=== Given request ===
What number of lines contain the word "Total"? Reply with the number and nothing else.

--------

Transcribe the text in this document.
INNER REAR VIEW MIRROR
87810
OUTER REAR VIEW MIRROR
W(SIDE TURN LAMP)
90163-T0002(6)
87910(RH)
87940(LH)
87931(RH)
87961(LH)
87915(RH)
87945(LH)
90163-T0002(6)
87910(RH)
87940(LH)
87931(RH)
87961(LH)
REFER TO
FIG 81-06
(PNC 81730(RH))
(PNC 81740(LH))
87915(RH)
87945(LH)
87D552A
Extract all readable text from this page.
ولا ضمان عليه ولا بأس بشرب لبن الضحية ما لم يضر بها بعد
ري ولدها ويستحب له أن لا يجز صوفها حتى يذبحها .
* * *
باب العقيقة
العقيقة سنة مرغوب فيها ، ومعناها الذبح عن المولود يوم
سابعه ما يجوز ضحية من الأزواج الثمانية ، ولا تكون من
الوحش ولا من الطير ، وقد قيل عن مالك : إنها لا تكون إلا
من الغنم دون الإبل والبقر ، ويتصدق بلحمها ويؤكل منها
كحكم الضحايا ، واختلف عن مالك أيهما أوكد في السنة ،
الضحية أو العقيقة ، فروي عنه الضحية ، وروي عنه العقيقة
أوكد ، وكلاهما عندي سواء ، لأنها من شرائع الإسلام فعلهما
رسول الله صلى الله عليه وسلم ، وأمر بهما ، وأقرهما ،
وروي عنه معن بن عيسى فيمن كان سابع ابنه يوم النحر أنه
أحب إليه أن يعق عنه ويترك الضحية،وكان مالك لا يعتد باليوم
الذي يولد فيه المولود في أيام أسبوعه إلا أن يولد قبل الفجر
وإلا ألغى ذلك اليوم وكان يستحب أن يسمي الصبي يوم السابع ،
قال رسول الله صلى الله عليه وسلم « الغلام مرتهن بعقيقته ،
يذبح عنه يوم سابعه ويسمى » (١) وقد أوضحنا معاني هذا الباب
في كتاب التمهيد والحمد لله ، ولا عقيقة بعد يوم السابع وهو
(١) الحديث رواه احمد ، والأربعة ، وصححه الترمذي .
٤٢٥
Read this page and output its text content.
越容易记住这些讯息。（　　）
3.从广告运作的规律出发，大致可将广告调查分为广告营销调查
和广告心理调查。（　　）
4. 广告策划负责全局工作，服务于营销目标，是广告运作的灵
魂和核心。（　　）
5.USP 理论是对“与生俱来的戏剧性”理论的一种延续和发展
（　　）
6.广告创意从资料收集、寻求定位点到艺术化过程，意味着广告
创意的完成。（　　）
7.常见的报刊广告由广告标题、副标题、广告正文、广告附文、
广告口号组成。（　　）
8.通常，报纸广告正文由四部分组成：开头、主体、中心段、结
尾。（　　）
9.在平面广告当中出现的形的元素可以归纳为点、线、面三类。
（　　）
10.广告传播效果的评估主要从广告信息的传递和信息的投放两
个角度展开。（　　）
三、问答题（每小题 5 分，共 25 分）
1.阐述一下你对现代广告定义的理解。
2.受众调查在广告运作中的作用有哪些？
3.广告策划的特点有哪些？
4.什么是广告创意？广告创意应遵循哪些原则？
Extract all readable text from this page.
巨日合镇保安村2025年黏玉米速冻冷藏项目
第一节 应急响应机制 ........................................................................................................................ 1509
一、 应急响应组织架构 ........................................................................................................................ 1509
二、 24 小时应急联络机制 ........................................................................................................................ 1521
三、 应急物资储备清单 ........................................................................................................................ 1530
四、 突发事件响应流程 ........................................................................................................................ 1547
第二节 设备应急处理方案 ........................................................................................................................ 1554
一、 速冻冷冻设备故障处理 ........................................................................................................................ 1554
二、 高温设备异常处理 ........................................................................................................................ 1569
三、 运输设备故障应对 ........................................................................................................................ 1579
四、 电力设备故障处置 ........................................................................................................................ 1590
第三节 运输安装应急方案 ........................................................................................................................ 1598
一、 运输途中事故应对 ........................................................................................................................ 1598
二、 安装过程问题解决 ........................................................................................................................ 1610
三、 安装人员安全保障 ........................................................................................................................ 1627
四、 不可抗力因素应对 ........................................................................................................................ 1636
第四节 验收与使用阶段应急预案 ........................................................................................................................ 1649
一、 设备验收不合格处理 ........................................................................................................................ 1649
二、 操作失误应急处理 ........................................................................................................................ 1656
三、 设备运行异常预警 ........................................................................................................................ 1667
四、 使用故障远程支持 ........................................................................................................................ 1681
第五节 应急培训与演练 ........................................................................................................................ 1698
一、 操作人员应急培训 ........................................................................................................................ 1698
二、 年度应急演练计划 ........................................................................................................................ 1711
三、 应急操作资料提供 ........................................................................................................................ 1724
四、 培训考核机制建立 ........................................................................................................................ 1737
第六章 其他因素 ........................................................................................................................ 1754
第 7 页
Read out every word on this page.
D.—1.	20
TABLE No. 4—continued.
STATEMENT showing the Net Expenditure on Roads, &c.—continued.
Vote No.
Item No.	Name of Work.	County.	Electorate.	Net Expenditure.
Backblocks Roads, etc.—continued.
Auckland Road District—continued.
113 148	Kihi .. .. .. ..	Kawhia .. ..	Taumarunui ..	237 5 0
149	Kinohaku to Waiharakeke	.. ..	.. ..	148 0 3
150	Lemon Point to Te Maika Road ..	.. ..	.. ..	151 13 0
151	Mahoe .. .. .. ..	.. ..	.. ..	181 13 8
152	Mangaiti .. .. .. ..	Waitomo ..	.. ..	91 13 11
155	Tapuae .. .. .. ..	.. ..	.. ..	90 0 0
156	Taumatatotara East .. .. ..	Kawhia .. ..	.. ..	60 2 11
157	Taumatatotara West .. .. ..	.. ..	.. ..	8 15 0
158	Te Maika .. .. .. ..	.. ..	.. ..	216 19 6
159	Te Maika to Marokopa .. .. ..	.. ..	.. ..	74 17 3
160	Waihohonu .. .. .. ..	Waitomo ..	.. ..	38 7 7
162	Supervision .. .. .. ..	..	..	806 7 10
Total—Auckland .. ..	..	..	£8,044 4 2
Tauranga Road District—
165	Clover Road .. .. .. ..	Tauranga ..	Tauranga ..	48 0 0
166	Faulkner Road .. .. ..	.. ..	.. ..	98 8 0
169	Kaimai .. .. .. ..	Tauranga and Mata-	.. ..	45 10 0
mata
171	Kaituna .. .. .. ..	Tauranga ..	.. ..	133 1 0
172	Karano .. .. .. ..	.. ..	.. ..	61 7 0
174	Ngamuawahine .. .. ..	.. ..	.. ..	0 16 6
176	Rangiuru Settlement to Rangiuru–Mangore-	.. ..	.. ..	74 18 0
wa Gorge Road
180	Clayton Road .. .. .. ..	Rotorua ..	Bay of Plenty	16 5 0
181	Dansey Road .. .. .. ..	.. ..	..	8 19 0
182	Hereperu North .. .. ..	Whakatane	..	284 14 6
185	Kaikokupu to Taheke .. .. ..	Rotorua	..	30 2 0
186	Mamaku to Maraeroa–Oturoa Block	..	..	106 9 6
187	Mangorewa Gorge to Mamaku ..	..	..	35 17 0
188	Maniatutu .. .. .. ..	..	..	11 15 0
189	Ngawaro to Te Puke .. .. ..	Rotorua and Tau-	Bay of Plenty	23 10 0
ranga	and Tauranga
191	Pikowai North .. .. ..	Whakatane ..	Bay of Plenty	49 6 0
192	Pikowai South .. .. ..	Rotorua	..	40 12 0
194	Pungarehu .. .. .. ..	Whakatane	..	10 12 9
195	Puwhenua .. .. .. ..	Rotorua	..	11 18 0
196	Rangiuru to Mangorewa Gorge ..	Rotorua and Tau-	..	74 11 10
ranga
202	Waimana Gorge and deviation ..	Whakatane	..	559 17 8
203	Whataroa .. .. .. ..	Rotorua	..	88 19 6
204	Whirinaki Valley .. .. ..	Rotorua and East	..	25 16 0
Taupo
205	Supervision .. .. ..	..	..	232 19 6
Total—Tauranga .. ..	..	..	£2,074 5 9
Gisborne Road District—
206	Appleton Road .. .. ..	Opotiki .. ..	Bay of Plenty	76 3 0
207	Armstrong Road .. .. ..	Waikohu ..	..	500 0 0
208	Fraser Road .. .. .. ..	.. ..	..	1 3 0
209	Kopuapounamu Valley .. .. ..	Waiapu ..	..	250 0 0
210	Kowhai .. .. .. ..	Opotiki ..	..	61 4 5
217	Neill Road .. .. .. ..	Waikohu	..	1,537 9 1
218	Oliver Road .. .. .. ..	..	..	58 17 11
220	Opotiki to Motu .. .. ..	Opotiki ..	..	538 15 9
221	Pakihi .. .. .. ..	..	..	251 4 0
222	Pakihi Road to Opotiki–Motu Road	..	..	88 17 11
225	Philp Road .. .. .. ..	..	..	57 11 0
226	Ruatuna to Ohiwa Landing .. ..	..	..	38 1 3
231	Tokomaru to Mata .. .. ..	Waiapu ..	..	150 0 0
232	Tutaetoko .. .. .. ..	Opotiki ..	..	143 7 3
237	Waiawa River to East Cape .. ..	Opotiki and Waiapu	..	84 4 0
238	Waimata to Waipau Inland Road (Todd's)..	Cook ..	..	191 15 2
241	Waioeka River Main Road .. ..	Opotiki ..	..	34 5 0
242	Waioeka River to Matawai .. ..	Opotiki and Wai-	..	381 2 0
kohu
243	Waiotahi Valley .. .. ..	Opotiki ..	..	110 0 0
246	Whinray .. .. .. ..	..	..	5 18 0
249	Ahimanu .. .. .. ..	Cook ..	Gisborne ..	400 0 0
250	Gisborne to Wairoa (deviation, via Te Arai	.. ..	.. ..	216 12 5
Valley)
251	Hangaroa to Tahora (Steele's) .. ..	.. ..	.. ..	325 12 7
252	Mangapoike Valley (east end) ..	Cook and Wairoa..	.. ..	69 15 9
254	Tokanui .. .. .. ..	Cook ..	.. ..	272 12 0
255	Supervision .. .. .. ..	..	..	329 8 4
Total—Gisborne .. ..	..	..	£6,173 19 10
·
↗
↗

--------

=== Exercise result ===
3